* Begin RAW DATA *

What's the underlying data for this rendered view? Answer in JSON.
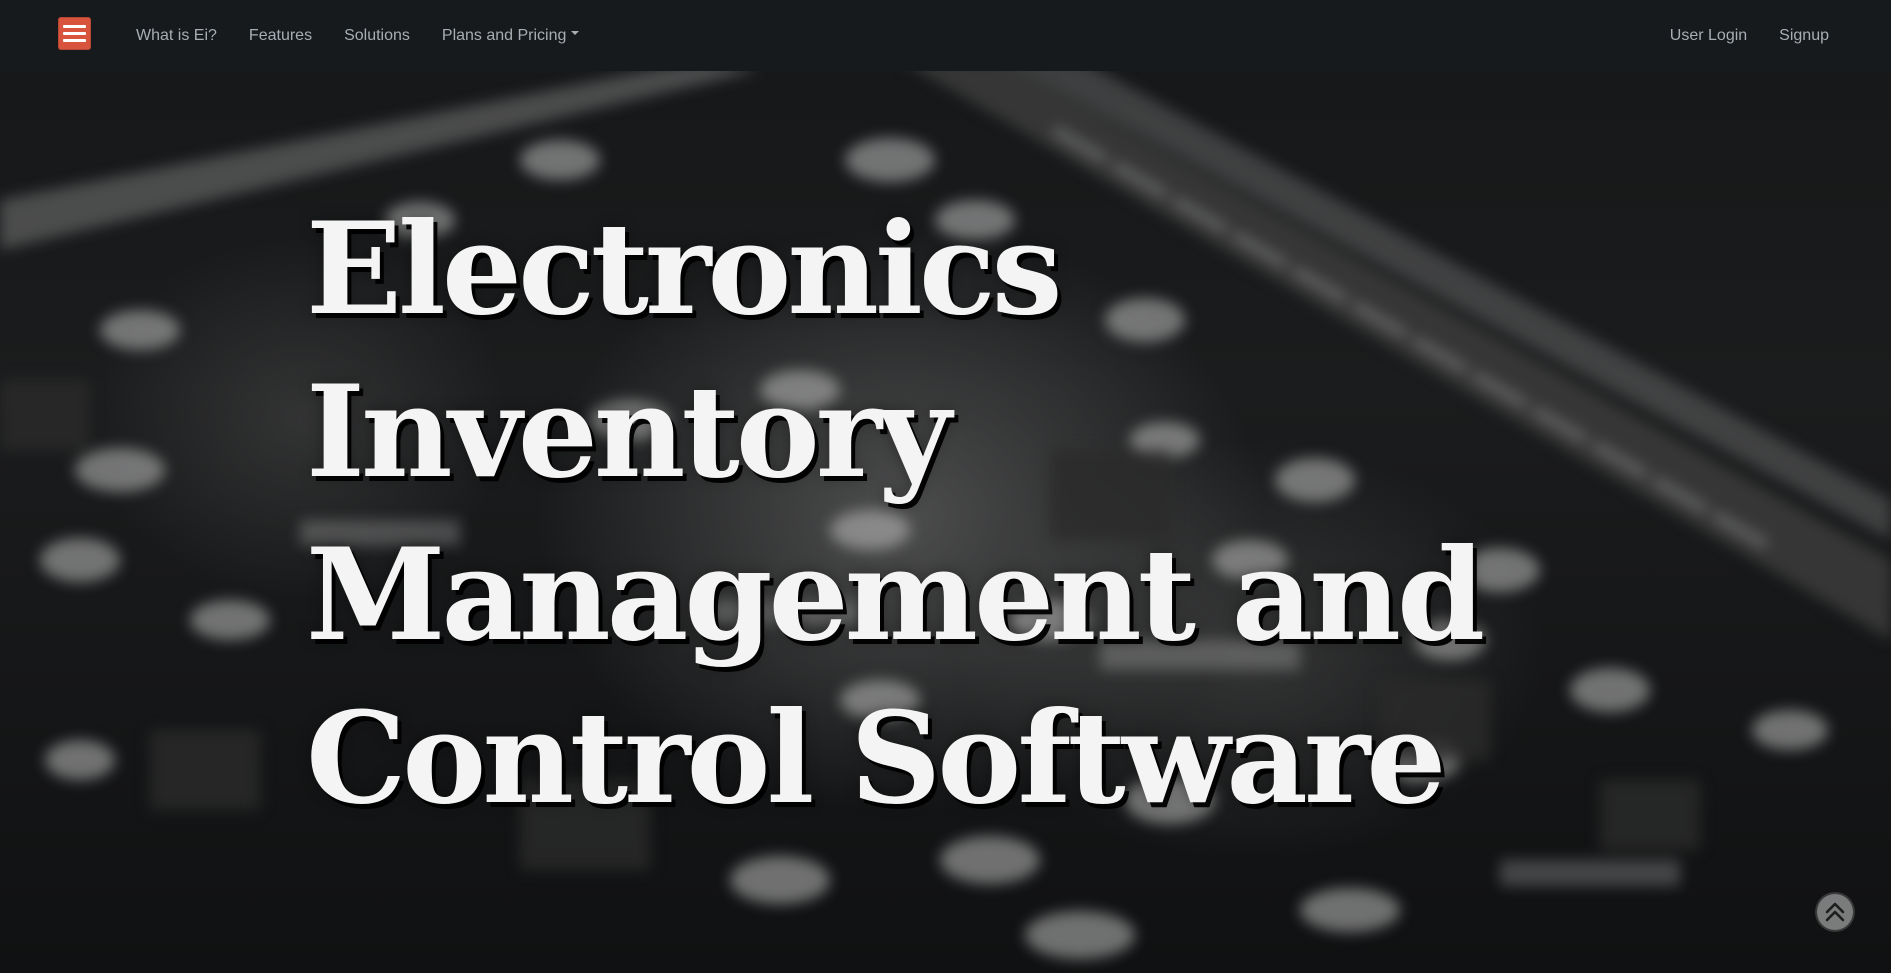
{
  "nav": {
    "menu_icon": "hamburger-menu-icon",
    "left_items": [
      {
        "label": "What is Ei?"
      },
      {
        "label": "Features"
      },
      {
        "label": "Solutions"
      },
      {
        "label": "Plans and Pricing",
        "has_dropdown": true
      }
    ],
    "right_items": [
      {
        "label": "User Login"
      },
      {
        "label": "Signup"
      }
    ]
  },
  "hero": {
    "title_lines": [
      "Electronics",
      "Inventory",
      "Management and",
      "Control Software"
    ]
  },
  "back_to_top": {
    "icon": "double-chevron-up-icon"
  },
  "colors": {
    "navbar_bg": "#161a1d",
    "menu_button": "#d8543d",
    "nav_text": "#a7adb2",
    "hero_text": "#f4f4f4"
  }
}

* End RAW DATA *

WORK INSTRUCTIONS: In the entries above, find each line with the word "label" and show it.

ANSWER IN FULL:
        "label": "What is Ei?"
        "label": "Features"
        "label": "Solutions"
        "label": "Plans and Pricing",
        "label": "User Login"
        "label": "Signup"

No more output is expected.